▶ [AIM OF THE TASK] Beginning at the line that contains "Extract the structured", transcribe the remaining lines of the listing exactly; include the final line and omit everything before.

▶ [PROVIDED INFORMATION]

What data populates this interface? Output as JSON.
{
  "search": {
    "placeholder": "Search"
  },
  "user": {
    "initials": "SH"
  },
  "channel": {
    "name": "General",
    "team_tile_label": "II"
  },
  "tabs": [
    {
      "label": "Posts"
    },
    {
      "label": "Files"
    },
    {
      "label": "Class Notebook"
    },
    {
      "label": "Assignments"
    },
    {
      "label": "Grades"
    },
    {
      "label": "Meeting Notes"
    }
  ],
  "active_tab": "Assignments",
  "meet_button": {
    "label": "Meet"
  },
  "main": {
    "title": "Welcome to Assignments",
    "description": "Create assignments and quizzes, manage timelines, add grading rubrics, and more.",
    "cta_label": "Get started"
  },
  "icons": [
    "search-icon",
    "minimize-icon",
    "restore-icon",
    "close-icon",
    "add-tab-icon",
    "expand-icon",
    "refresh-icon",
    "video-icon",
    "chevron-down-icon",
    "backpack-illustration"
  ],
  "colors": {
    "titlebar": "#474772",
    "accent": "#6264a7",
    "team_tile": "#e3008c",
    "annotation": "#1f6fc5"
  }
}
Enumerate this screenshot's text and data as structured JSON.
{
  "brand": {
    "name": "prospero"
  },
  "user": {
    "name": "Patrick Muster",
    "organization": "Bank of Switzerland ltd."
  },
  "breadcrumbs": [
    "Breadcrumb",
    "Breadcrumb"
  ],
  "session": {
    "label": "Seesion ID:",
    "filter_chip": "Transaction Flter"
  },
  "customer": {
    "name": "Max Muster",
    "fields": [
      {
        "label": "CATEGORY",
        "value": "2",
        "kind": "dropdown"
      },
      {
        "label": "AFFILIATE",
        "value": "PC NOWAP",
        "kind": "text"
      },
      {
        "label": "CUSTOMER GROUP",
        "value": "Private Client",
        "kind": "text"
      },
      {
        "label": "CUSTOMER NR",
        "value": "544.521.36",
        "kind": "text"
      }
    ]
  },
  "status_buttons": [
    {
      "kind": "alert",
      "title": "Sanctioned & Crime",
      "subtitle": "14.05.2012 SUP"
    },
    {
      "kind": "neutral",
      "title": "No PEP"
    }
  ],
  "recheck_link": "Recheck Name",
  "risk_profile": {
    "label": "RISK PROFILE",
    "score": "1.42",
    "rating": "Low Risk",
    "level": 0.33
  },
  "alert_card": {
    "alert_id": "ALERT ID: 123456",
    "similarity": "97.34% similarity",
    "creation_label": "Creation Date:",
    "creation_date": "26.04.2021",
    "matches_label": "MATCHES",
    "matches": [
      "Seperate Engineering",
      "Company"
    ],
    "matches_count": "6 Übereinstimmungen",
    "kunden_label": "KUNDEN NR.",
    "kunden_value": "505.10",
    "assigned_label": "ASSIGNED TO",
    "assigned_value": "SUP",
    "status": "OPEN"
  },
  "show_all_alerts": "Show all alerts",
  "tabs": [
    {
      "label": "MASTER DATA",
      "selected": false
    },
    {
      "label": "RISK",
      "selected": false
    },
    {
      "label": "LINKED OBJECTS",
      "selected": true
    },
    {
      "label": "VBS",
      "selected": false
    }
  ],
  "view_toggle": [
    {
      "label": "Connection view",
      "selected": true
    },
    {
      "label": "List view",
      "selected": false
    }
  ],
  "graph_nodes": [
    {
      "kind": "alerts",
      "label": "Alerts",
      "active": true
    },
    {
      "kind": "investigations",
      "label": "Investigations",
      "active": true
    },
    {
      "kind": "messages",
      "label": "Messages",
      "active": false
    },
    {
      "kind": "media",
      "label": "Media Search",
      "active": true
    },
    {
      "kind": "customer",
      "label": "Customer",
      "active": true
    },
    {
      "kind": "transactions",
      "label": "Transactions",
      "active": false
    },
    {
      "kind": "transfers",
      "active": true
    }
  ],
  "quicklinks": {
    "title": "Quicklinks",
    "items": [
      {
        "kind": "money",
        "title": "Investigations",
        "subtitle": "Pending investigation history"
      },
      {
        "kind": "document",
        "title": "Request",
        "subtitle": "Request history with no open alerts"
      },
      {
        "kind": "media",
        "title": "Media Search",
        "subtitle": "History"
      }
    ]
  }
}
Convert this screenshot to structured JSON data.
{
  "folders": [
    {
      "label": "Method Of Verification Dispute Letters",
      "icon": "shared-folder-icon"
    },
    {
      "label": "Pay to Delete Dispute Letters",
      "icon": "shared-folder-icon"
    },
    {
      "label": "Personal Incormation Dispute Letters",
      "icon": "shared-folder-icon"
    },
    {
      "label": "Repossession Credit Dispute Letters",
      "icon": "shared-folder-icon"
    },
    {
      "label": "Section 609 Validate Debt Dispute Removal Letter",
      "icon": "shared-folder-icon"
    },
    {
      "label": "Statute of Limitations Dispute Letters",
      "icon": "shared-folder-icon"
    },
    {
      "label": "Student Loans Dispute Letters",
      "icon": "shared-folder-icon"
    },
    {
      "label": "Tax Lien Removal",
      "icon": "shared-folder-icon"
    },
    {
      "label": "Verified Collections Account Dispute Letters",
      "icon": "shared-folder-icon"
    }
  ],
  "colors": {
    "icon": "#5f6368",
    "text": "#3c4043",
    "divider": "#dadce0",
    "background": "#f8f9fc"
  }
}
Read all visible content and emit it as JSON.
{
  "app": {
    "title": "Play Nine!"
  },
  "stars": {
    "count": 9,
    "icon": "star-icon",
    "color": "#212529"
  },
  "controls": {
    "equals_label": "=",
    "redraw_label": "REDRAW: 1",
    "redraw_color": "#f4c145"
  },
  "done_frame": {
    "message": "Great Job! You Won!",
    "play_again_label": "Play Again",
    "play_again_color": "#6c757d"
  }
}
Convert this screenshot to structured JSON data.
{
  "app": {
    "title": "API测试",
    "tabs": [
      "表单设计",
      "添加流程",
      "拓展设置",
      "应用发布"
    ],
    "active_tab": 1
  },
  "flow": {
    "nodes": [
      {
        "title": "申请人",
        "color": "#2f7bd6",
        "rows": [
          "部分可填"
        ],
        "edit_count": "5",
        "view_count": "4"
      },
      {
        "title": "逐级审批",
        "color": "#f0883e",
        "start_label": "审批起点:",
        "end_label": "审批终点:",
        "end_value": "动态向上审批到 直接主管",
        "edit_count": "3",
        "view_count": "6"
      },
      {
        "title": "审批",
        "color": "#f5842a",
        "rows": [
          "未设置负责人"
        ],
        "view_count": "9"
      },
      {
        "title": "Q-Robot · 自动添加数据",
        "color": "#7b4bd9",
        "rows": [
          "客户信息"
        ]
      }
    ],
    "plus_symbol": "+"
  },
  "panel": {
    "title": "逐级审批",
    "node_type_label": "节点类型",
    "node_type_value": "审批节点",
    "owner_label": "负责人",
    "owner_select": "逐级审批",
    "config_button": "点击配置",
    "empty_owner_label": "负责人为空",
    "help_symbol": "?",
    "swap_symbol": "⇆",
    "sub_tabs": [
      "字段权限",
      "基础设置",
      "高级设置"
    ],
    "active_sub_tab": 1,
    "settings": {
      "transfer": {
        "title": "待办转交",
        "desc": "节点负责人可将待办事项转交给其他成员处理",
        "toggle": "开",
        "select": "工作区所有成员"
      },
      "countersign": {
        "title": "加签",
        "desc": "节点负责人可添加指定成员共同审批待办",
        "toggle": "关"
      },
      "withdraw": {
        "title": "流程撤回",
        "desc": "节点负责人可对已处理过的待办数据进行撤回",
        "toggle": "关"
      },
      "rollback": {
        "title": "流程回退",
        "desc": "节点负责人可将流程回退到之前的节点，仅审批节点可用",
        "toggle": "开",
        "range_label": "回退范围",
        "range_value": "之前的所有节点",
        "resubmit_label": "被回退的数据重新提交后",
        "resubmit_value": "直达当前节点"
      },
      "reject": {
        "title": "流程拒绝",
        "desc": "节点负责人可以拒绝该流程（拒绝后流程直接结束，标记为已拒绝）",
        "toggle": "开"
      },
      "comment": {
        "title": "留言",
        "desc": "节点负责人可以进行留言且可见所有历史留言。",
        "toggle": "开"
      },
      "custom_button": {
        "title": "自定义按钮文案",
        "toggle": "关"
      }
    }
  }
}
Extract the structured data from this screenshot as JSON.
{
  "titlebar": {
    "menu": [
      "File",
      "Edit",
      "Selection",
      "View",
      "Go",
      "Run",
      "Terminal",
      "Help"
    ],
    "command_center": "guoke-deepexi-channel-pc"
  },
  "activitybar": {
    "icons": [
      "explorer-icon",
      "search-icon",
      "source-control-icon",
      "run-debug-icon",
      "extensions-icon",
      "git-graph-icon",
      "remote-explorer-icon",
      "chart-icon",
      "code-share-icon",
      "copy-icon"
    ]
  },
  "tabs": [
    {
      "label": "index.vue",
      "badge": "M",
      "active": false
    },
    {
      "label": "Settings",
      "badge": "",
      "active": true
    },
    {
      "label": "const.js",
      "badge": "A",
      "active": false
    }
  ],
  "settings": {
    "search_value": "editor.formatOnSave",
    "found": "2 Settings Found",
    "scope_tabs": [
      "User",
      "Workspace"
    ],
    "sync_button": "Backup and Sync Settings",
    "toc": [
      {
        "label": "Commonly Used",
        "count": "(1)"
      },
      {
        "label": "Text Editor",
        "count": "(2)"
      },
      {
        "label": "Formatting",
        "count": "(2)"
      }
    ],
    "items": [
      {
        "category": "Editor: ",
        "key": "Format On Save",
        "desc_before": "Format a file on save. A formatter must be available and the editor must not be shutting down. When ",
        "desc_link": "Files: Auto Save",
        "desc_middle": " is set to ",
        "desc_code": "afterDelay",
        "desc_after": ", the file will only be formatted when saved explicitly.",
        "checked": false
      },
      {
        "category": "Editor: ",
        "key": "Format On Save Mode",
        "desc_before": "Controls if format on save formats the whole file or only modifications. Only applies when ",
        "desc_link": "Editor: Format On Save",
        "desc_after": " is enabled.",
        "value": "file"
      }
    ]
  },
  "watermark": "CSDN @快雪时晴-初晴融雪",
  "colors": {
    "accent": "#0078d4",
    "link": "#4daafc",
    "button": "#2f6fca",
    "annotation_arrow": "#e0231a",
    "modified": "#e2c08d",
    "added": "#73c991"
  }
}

▶ [RESULT FOR THIS TASK]
Extract the structured data from this screenshot as JSON.
{
  "titlebar": {
    "menu": [
      "File",
      "Edit",
      "Selection",
      "View",
      "Go",
      "Run",
      "Terminal",
      "Help"
    ],
    "command_center": "guoke-deepexi-channel-pc"
  },
  "activitybar": {
    "icons": [
      "explorer-icon",
      "search-icon",
      "source-control-icon",
      "run-debug-icon",
      "extensions-icon",
      "git-graph-icon",
      "remote-explorer-icon",
      "chart-icon",
      "code-share-icon",
      "copy-icon"
    ]
  },
  "tabs": [
    {
      "label": "index.vue",
      "badge": "M",
      "active": false
    },
    {
      "label": "Settings",
      "badge": "",
      "active": true
    },
    {
      "label": "const.js",
      "badge": "A",
      "active": false
    }
  ],
  "settings": {
    "search_value": "editor.formatOnSave",
    "found": "2 Settings Found",
    "scope_tabs": [
      "User",
      "Workspace"
    ],
    "sync_button": "Backup and Sync Settings",
    "toc": [
      {
        "label": "Commonly Used",
        "count": "(1)"
      },
      {
        "label": "Text Editor",
        "count": "(2)"
      },
      {
        "label": "Formatting",
        "count": "(2)"
      }
    ],
    "items": [
      {
        "category": "Editor: ",
        "key": "Format On Save",
        "desc_before": "Format a file on save. A formatter must be available and the editor must not be shutting down. When ",
        "desc_link": "Files: Auto Save",
        "desc_middle": " is set to ",
        "desc_code": "afterDelay",
        "desc_after": ", the file will only be formatted when saved explicitly.",
        "checked": false
      },
      {
        "category": "Editor: ",
        "key": "Format On Save Mode",
        "desc_before": "Controls if format on save formats the whole file or only modifications. Only applies when ",
        "desc_link": "Editor: Format On Save",
        "desc_after": " is enabled.",
        "value": "file"
      }
    ]
  },
  "watermark": "CSDN @快雪时晴-初晴融雪",
  "colors": {
    "accent": "#0078d4",
    "link": "#4daafc",
    "button": "#2f6fca",
    "annotation_arrow": "#e0231a",
    "modified": "#e2c08d",
    "added": "#73c991"
  }
}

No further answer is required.